Saved entries:

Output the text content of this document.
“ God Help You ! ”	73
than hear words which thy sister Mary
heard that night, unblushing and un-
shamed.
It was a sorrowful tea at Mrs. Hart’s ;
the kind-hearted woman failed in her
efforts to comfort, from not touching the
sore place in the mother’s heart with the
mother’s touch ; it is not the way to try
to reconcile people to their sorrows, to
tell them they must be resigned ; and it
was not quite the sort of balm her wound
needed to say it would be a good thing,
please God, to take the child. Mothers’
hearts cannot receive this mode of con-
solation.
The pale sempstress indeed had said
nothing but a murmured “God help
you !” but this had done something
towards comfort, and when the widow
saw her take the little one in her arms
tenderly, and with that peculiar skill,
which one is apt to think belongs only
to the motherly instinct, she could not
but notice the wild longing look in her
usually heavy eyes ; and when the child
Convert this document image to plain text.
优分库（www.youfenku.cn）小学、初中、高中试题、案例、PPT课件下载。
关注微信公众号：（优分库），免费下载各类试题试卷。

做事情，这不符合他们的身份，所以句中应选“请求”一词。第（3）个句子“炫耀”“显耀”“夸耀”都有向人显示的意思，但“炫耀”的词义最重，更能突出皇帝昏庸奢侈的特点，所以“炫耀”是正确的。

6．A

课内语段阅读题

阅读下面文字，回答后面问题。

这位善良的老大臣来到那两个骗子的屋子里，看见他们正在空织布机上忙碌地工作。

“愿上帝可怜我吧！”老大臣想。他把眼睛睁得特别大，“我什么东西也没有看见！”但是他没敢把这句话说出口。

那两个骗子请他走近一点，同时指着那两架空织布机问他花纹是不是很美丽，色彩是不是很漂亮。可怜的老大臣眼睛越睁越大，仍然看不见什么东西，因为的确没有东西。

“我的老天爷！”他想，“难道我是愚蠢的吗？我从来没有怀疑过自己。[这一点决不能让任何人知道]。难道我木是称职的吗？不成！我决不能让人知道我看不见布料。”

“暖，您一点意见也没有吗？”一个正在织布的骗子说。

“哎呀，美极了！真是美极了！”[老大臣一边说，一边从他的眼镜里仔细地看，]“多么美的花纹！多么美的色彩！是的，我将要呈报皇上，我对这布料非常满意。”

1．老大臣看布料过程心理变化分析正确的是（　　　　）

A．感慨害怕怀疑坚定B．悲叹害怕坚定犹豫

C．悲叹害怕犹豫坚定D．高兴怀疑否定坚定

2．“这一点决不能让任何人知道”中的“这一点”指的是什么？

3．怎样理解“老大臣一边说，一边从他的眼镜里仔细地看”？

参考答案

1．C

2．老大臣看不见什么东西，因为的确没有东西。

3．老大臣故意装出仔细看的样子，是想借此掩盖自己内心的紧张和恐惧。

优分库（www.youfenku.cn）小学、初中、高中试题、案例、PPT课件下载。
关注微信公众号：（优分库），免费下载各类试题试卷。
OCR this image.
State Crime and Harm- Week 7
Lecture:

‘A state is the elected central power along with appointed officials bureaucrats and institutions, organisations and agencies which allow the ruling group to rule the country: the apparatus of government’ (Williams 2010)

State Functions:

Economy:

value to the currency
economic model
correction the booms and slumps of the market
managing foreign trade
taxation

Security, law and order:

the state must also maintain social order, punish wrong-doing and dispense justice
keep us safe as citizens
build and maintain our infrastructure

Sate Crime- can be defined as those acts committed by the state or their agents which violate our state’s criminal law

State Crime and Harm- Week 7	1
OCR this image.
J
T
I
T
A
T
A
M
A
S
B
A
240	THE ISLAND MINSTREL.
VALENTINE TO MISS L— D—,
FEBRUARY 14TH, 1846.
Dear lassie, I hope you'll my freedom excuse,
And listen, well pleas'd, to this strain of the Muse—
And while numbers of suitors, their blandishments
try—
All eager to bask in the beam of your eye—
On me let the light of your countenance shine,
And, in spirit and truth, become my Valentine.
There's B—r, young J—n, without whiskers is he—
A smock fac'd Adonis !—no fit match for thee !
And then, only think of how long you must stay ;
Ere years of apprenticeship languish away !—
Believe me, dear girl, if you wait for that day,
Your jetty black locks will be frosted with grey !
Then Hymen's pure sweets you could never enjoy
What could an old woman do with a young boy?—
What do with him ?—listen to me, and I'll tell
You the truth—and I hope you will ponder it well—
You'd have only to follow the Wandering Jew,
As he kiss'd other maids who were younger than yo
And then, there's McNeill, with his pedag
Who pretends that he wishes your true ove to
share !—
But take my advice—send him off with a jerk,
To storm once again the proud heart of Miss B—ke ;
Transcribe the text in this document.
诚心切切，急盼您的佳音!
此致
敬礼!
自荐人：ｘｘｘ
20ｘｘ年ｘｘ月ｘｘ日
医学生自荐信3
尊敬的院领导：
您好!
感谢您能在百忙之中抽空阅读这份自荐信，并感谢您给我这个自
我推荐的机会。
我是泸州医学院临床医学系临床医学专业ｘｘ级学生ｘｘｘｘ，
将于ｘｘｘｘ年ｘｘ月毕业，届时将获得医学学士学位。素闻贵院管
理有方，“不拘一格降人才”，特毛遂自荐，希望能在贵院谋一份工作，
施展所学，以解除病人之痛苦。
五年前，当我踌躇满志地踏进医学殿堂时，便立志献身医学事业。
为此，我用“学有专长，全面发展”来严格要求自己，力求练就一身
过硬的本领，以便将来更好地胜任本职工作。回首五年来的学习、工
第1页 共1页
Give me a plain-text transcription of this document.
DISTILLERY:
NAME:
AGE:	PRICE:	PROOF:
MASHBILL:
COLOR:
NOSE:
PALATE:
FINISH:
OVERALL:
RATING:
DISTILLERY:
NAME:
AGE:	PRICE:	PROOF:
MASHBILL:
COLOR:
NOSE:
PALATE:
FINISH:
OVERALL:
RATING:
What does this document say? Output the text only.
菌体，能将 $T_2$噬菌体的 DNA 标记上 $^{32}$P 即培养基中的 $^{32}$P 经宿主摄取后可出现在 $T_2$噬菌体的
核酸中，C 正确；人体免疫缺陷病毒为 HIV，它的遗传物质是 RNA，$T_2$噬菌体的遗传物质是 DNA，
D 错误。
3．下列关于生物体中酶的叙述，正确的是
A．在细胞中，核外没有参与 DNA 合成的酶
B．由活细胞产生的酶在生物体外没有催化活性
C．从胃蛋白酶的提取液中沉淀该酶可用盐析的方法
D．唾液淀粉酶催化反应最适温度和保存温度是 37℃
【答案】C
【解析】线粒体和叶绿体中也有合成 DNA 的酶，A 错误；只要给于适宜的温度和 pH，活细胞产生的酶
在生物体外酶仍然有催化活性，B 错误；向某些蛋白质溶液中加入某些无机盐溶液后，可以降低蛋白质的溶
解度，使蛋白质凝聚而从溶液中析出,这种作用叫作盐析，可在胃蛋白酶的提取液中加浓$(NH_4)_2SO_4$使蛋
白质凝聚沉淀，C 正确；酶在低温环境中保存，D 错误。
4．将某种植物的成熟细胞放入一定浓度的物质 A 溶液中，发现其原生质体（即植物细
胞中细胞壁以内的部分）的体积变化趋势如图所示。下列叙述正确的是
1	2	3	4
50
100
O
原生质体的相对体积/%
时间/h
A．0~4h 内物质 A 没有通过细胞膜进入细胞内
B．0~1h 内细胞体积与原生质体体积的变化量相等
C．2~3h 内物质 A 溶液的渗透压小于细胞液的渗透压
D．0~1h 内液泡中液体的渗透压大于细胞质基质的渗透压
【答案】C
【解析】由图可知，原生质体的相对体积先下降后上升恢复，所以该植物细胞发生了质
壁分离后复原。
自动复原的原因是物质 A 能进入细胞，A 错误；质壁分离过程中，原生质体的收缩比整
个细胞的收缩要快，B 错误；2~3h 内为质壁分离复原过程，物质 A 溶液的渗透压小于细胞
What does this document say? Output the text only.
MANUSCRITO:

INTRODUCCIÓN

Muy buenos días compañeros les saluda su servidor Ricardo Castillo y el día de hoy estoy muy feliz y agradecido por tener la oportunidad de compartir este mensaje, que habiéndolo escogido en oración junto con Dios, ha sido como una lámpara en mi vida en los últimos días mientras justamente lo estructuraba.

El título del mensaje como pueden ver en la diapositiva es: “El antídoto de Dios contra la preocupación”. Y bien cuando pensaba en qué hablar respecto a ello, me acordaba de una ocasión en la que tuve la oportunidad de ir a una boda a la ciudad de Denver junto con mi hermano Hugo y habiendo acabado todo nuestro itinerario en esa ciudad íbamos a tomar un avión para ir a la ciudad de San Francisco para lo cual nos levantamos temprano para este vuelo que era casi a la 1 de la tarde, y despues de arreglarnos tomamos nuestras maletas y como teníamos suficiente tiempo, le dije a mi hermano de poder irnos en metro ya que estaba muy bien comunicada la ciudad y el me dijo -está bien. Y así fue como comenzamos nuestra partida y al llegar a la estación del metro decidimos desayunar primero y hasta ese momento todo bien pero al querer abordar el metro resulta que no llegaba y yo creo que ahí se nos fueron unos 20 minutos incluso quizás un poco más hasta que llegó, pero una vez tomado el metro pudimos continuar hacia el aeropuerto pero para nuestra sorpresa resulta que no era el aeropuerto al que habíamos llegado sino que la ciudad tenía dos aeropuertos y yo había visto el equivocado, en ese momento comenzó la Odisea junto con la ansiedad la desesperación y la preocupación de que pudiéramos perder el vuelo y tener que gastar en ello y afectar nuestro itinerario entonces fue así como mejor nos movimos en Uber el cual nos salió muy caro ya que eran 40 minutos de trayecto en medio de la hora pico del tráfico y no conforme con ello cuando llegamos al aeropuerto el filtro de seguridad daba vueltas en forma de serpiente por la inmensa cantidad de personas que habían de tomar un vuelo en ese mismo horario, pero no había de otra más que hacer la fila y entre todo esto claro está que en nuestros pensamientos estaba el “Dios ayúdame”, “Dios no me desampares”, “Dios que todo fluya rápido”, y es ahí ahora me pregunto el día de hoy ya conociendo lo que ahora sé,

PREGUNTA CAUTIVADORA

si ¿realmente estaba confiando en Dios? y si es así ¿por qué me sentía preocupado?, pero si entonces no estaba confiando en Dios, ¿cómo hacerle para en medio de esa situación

TASK DESCRIPTION = In the records above, find each line holding "woman" and copy it.

ANSWER TO THE PROBLEM =
the kind-hearted woman failed in her
What could an old woman do with a young boy?—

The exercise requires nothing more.